[Given instruction]:
Across the entries below, how many lines contain the word "индикаторов"? Give the number alone.

[Data to process]:
━━━━━━━━

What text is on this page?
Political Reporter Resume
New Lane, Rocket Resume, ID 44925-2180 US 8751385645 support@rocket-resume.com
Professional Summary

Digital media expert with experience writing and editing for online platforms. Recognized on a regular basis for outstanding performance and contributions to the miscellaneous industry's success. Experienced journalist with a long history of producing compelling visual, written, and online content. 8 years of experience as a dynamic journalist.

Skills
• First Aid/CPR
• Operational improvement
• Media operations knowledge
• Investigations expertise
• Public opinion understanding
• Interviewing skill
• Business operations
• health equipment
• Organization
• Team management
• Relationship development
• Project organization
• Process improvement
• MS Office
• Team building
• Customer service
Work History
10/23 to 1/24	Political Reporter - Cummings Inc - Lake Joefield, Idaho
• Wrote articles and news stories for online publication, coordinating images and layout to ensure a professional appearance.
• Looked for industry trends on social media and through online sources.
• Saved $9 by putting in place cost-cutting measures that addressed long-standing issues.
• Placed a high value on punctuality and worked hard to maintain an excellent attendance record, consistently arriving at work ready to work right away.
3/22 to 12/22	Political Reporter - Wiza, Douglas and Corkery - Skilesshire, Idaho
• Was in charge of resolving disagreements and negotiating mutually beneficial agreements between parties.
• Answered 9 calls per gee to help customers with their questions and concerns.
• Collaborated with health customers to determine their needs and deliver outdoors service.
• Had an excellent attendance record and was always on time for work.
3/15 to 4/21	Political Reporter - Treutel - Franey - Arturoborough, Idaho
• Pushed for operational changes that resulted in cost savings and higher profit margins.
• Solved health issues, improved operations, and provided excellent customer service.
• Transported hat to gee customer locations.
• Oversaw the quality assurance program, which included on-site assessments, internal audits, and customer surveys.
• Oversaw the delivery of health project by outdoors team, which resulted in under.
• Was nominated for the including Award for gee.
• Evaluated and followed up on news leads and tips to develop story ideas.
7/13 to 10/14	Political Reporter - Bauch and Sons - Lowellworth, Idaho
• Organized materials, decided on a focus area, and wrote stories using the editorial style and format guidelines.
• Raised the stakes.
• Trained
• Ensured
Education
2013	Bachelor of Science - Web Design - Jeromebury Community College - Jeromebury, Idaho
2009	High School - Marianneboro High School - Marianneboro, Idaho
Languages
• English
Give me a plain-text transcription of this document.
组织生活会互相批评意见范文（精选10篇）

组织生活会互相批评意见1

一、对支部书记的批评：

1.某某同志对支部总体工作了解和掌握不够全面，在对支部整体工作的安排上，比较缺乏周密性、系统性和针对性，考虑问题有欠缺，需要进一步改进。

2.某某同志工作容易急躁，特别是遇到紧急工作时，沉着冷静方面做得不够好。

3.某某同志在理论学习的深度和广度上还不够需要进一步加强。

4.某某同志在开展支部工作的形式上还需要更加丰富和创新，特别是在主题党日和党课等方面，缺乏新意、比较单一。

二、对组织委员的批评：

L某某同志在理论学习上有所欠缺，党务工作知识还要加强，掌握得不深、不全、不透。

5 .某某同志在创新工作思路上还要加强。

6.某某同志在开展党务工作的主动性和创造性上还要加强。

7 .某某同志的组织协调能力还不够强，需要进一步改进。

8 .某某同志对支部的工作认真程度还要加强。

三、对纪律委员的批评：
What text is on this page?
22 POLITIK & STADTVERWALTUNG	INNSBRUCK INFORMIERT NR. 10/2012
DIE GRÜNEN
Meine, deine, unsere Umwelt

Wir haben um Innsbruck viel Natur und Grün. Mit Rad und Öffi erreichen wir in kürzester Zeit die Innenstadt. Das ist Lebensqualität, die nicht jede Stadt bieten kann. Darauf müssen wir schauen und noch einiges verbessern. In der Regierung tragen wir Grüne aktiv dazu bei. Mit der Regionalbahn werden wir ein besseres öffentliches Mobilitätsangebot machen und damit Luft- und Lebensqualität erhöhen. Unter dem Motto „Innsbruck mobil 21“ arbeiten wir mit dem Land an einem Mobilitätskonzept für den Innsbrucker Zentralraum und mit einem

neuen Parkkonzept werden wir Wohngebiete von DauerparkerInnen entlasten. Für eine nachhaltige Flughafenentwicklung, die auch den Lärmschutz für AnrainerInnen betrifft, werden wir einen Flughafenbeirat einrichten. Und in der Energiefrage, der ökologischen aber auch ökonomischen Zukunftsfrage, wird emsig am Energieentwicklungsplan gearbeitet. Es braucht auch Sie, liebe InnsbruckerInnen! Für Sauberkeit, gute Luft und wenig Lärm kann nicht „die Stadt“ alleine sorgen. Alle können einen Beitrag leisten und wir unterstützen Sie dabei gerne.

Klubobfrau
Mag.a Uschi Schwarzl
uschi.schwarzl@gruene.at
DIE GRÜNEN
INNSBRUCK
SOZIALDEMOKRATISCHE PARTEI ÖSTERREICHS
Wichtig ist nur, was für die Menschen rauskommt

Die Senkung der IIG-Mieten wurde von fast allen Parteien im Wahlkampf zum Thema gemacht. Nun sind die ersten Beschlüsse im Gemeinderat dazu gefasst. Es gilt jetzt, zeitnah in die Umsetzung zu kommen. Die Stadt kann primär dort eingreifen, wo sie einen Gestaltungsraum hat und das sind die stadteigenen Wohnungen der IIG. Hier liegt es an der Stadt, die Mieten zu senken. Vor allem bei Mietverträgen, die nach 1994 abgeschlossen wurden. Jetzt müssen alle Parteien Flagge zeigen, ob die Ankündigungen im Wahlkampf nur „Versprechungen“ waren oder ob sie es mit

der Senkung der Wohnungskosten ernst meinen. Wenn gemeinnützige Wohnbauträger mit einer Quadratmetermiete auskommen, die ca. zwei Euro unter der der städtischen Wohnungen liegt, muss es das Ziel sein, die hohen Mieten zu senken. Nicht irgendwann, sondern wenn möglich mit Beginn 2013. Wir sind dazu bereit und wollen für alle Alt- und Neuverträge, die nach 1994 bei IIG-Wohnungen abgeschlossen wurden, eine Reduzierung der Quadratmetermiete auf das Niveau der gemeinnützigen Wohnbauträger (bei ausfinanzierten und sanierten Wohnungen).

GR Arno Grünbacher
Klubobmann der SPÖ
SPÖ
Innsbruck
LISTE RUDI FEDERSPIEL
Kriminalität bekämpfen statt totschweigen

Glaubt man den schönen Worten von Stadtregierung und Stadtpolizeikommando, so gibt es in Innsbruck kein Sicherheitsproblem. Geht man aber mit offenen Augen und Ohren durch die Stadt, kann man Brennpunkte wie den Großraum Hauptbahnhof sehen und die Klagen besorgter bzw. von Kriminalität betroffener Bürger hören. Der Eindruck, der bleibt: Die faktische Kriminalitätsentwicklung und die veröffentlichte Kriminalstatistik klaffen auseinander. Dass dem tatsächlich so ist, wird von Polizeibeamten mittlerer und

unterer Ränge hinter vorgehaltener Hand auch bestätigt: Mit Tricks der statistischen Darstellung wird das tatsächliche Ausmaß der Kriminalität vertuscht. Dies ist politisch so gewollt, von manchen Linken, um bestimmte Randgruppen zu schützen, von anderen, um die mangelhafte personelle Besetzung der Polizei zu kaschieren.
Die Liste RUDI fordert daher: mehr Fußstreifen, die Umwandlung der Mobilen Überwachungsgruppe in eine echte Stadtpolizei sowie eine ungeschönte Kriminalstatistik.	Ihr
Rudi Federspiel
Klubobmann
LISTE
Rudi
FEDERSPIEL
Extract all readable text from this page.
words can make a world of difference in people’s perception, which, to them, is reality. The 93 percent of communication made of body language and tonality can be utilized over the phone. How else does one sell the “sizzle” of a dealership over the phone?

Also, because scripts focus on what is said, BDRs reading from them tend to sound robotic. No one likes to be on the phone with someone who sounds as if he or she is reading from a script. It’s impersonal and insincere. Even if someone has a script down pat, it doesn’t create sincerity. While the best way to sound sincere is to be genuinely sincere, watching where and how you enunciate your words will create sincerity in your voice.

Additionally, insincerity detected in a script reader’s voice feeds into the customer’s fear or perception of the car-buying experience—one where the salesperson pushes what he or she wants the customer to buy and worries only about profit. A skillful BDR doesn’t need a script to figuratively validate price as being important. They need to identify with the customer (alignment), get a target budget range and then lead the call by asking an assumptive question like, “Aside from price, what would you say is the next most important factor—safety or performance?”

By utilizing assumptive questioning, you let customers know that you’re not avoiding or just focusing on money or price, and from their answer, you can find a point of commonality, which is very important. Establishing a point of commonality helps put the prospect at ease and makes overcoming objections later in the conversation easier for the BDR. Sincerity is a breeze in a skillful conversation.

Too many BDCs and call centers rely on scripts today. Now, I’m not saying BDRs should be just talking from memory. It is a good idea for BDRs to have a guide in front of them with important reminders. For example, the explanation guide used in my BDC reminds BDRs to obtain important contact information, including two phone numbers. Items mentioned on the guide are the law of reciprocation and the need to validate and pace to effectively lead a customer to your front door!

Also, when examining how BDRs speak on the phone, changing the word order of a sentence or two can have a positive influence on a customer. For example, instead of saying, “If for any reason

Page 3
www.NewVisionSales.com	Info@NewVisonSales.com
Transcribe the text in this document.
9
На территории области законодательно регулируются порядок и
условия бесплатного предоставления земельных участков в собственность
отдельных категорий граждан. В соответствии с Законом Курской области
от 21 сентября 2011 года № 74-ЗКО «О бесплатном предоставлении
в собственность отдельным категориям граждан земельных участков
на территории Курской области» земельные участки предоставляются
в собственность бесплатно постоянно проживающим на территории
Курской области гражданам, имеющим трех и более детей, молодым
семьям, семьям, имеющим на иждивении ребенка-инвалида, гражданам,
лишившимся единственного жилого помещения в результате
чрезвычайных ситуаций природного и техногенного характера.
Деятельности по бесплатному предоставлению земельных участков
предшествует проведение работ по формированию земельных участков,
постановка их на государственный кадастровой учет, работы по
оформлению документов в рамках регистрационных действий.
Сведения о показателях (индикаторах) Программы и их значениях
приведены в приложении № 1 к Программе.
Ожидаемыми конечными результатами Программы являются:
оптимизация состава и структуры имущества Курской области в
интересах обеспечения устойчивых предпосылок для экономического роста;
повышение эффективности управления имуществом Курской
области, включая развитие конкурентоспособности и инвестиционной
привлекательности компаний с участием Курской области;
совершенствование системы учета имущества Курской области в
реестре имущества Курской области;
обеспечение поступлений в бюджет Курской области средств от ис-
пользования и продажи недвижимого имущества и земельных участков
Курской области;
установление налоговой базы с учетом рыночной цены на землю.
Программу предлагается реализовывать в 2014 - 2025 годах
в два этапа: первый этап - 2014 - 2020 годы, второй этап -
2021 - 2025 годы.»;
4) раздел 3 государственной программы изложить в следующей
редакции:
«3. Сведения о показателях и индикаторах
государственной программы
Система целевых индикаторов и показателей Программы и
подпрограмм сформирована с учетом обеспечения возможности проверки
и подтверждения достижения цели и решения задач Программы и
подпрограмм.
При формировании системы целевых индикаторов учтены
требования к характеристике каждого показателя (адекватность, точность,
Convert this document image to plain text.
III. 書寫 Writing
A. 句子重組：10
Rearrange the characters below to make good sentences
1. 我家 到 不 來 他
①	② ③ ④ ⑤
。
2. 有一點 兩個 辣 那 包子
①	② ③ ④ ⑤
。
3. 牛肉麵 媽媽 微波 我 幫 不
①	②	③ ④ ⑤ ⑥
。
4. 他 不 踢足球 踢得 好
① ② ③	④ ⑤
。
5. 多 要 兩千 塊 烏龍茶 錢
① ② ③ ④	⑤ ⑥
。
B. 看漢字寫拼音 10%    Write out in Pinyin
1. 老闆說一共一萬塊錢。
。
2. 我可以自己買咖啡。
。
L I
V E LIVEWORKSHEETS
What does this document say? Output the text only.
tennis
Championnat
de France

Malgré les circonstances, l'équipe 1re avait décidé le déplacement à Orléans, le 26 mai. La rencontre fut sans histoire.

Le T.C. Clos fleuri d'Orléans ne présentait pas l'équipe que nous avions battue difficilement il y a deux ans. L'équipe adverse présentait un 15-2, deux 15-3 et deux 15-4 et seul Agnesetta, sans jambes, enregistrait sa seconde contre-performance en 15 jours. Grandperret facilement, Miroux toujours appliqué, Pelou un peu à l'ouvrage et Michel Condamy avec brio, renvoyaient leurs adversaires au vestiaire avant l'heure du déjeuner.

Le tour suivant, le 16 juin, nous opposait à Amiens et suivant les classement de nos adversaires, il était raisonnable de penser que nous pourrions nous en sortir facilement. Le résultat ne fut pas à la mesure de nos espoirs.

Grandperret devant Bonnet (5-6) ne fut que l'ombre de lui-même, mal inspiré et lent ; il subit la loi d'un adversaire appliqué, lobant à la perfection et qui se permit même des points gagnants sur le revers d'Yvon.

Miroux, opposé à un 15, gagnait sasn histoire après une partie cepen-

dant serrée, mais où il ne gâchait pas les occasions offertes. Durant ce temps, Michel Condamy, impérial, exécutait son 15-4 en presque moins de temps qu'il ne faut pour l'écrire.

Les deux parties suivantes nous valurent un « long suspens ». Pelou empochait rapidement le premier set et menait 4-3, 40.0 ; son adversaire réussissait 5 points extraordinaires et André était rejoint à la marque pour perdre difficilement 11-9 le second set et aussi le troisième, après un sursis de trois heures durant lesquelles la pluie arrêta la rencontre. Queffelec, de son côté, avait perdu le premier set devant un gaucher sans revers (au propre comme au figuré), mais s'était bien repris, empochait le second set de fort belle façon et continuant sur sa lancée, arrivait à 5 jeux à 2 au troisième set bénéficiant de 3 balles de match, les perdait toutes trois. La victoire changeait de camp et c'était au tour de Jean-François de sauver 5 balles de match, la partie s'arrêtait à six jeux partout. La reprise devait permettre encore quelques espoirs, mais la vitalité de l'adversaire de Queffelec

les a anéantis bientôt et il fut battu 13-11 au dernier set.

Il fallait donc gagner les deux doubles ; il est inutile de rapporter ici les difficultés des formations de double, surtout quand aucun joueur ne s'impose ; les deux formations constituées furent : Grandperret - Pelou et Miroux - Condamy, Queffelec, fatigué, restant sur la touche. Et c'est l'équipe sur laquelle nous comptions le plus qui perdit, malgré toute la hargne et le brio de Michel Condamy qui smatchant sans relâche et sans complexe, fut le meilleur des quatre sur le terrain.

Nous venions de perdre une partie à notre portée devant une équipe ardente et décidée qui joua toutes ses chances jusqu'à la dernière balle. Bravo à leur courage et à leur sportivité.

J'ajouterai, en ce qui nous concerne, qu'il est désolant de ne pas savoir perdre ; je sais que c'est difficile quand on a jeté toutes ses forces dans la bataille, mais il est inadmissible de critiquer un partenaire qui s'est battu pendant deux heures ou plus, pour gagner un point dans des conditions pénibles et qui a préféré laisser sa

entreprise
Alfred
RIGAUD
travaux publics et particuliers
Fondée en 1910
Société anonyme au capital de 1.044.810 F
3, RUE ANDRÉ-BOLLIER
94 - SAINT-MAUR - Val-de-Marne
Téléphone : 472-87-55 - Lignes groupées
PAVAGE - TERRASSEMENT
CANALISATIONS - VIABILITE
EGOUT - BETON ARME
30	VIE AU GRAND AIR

━━━━━━━━

[Answer to the task]:
2